### Stated task
Take every line from the listing below that contains "this".

### Records for processing
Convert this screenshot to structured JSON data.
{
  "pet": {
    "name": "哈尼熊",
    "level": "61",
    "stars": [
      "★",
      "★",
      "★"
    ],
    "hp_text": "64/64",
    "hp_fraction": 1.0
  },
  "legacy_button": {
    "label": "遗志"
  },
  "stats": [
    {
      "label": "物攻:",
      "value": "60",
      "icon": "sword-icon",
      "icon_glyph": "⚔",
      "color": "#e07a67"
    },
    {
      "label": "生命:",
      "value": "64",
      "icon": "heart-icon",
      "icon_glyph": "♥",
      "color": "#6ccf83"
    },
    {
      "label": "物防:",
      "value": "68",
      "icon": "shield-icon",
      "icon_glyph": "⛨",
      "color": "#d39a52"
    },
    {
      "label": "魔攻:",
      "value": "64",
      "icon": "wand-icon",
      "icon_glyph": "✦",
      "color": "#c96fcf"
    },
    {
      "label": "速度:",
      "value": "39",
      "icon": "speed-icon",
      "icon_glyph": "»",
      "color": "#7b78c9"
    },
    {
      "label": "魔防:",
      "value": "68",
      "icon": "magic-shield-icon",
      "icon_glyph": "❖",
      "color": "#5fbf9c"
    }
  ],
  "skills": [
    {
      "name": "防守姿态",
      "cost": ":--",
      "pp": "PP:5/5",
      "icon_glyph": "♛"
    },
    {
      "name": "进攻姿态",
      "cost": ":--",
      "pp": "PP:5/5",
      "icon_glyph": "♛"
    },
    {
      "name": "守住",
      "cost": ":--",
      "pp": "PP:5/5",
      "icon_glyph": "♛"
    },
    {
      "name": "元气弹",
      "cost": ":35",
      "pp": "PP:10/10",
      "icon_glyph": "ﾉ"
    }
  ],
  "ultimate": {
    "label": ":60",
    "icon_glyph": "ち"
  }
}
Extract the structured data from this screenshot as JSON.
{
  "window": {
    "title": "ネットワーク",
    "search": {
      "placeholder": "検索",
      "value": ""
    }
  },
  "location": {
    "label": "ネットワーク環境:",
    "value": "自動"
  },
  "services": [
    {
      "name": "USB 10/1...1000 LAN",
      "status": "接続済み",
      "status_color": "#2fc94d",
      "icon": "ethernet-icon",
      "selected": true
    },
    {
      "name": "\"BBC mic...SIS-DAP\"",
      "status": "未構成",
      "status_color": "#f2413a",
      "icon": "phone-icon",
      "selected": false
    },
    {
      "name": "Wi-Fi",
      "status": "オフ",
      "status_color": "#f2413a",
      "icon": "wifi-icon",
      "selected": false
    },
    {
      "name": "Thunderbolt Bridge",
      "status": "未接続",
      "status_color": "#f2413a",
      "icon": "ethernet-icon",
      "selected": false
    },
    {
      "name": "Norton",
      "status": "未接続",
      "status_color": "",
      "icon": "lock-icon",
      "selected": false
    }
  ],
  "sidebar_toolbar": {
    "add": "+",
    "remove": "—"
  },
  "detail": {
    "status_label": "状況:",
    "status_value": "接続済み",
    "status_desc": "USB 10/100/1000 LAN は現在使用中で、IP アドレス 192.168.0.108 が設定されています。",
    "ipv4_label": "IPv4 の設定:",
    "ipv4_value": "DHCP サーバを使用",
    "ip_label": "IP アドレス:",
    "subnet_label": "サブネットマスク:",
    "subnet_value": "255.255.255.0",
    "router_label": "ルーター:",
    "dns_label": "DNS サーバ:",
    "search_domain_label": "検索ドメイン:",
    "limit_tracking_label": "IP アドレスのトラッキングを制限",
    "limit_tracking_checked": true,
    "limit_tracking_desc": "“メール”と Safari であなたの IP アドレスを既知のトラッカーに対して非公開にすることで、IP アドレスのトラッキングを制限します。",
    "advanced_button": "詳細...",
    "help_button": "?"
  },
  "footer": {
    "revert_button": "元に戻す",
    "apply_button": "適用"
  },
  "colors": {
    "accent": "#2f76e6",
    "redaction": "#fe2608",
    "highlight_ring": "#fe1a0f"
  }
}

### Task answer
Convert this screenshot to structured JSON data.
Extract the structured data from this screenshot as JSON.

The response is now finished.